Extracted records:
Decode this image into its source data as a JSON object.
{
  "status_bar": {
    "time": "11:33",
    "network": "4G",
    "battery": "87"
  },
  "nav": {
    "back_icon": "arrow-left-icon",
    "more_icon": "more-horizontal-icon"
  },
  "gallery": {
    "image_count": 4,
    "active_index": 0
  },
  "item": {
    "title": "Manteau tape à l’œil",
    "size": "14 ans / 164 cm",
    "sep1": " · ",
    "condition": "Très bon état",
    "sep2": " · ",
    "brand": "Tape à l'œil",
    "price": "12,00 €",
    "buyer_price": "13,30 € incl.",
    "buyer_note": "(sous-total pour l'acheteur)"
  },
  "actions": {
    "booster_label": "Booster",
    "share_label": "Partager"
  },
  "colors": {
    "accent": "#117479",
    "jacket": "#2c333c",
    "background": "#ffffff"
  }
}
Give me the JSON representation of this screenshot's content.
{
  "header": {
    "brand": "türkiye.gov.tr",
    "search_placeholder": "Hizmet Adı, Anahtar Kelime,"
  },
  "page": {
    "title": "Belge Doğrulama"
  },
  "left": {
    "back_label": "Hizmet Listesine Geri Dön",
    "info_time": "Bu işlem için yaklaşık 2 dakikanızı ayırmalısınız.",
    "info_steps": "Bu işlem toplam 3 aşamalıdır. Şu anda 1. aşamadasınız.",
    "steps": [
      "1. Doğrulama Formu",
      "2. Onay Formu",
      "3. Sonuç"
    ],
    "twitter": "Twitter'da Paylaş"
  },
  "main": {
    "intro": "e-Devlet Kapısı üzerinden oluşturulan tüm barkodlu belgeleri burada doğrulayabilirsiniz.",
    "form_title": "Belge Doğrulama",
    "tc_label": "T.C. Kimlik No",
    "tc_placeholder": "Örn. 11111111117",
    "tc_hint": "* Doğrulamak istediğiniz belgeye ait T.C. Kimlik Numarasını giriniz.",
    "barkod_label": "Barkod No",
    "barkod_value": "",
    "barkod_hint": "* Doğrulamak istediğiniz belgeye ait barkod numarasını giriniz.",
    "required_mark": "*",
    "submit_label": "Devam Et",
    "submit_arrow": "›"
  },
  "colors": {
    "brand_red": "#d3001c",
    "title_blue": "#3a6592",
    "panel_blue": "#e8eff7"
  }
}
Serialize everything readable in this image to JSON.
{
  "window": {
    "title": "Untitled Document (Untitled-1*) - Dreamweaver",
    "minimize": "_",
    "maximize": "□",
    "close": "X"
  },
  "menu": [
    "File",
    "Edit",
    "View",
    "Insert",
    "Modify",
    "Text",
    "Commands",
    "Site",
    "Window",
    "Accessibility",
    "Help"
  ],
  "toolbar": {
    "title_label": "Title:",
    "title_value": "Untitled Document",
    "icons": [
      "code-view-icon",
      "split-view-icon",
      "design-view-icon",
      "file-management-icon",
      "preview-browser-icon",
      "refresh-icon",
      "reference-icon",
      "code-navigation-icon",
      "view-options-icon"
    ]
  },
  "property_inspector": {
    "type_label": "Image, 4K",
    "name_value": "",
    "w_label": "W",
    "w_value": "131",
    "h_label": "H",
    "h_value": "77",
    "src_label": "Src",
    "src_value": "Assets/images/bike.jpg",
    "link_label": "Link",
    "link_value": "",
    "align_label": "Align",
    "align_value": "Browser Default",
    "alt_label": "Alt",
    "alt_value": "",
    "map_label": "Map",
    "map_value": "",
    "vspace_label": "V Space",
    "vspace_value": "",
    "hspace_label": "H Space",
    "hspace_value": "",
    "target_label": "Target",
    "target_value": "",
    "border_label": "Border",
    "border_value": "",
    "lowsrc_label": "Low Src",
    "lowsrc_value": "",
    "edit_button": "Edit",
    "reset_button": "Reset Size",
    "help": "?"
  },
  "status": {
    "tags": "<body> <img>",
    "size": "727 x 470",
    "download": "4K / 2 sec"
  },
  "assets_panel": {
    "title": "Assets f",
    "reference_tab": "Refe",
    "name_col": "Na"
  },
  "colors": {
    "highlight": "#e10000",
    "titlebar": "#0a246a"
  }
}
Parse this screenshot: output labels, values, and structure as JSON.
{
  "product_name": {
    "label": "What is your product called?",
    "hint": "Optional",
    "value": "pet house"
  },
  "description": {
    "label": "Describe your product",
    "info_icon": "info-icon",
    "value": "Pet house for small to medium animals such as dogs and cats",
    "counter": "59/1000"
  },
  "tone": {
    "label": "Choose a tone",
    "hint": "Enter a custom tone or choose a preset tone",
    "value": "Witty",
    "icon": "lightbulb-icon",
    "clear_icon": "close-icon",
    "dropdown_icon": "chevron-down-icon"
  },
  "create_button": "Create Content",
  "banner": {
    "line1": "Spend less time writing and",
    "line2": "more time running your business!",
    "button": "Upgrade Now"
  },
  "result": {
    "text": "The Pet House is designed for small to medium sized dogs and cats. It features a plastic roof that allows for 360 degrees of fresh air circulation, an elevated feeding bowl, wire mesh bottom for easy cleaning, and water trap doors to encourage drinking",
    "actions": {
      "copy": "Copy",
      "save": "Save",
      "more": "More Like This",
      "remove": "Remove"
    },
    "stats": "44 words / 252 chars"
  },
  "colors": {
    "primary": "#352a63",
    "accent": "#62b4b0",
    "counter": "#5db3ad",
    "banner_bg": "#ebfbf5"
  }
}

__Goal__
Write down every line of the data exactly as it appears above.

__Response__
Decode this image into its source data as a JSON object.
{
  "status_bar": {
    "time": "11:33",
    "network": "4G",
    "battery": "87"
  },
  "nav": {
    "back_icon": "arrow-left-icon",
    "more_icon": "more-horizontal-icon"
  },
  "gallery": {
    "image_count": 4,
    "active_index": 0
  },
  "item": {
    "title": "Manteau tape à l’œil",
    "size": "14 ans / 164 cm",
    "sep1": " · ",
    "condition": "Très bon état",
    "sep2": " · ",
    "brand": "Tape à l'œil",
    "price": "12,00 €",
    "buyer_price": "13,30 € incl.",
    "buyer_note": "(sous-total pour l'acheteur)"
  },
  "actions": {
    "booster_label": "Booster",
    "share_label": "Partager"
  },
  "colors": {
    "accent": "#117479",
    "jacket": "#2c333c",
    "background": "#ffffff"
  }
}
Give me the JSON representation of this screenshot's content.
{
  "header": {
    "brand": "türkiye.gov.tr",
    "search_placeholder": "Hizmet Adı, Anahtar Kelime,"
  },
  "page": {
    "title": "Belge Doğrulama"
  },
  "left": {
    "back_label": "Hizmet Listesine Geri Dön",
    "info_time": "Bu işlem için yaklaşık 2 dakikanızı ayırmalısınız.",
    "info_steps": "Bu işlem toplam 3 aşamalıdır. Şu anda 1. aşamadasınız.",
    "steps": [
      "1. Doğrulama Formu",
      "2. Onay Formu",
      "3. Sonuç"
    ],
    "twitter": "Twitter'da Paylaş"
  },
  "main": {
    "intro": "e-Devlet Kapısı üzerinden oluşturulan tüm barkodlu belgeleri burada doğrulayabilirsiniz.",
    "form_title": "Belge Doğrulama",
    "tc_label": "T.C. Kimlik No",
    "tc_placeholder": "Örn. 11111111117",
    "tc_hint": "* Doğrulamak istediğiniz belgeye ait T.C. Kimlik Numarasını giriniz.",
    "barkod_label": "Barkod No",
    "barkod_value": "",
    "barkod_hint": "* Doğrulamak istediğiniz belgeye ait barkod numarasını giriniz.",
    "required_mark": "*",
    "submit_label": "Devam Et",
    "submit_arrow": "›"
  },
  "colors": {
    "brand_red": "#d3001c",
    "title_blue": "#3a6592",
    "panel_blue": "#e8eff7"
  }
}
Serialize everything readable in this image to JSON.
{
  "window": {
    "title": "Untitled Document (Untitled-1*) - Dreamweaver",
    "minimize": "_",
    "maximize": "□",
    "close": "X"
  },
  "menu": [
    "File",
    "Edit",
    "View",
    "Insert",
    "Modify",
    "Text",
    "Commands",
    "Site",
    "Window",
    "Accessibility",
    "Help"
  ],
  "toolbar": {
    "title_label": "Title:",
    "title_value": "Untitled Document",
    "icons": [
      "code-view-icon",
      "split-view-icon",
      "design-view-icon",
      "file-management-icon",
      "preview-browser-icon",
      "refresh-icon",
      "reference-icon",
      "code-navigation-icon",
      "view-options-icon"
    ]
  },
  "property_inspector": {
    "type_label": "Image, 4K",
    "name_value": "",
    "w_label": "W",
    "w_value": "131",
    "h_label": "H",
    "h_value": "77",
    "src_label": "Src",
    "src_value": "Assets/images/bike.jpg",
    "link_label": "Link",
    "link_value": "",
    "align_label": "Align",
    "align_value": "Browser Default",
    "alt_label": "Alt",
    "alt_value": "",
    "map_label": "Map",
    "map_value": "",
    "vspace_label": "V Space",
    "vspace_value": "",
    "hspace_label": "H Space",
    "hspace_value": "",
    "target_label": "Target",
    "target_value": "",
    "border_label": "Border",
    "border_value": "",
    "lowsrc_label": "Low Src",
    "lowsrc_value": "",
    "edit_button": "Edit",
    "reset_button": "Reset Size",
    "help": "?"
  },
  "status": {
    "tags": "<body> <img>",
    "size": "727 x 470",
    "download": "4K / 2 sec"
  },
  "assets_panel": {
    "title": "Assets f",
    "reference_tab": "Refe",
    "name_col": "Na"
  },
  "colors": {
    "highlight": "#e10000",
    "titlebar": "#0a246a"
  }
}
Parse this screenshot: output labels, values, and structure as JSON.
{
  "product_name": {
    "label": "What is your product called?",
    "hint": "Optional",
    "value": "pet house"
  },
  "description": {
    "label": "Describe your product",
    "info_icon": "info-icon",
    "value": "Pet house for small to medium animals such as dogs and cats",
    "counter": "59/1000"
  },
  "tone": {
    "label": "Choose a tone",
    "hint": "Enter a custom tone or choose a preset tone",
    "value": "Witty",
    "icon": "lightbulb-icon",
    "clear_icon": "close-icon",
    "dropdown_icon": "chevron-down-icon"
  },
  "create_button": "Create Content",
  "banner": {
    "line1": "Spend less time writing and",
    "line2": "more time running your business!",
    "button": "Upgrade Now"
  },
  "result": {
    "text": "The Pet House is designed for small to medium sized dogs and cats. It features a plastic roof that allows for 360 degrees of fresh air circulation, an elevated feeding bowl, wire mesh bottom for easy cleaning, and water trap doors to encourage drinking",
    "actions": {
      "copy": "Copy",
      "save": "Save",
      "more": "More Like This",
      "remove": "Remove"
    },
    "stats": "44 words / 252 chars"
  },
  "colors": {
    "primary": "#352a63",
    "accent": "#62b4b0",
    "counter": "#5db3ad",
    "banner_bg": "#ebfbf5"
  }
}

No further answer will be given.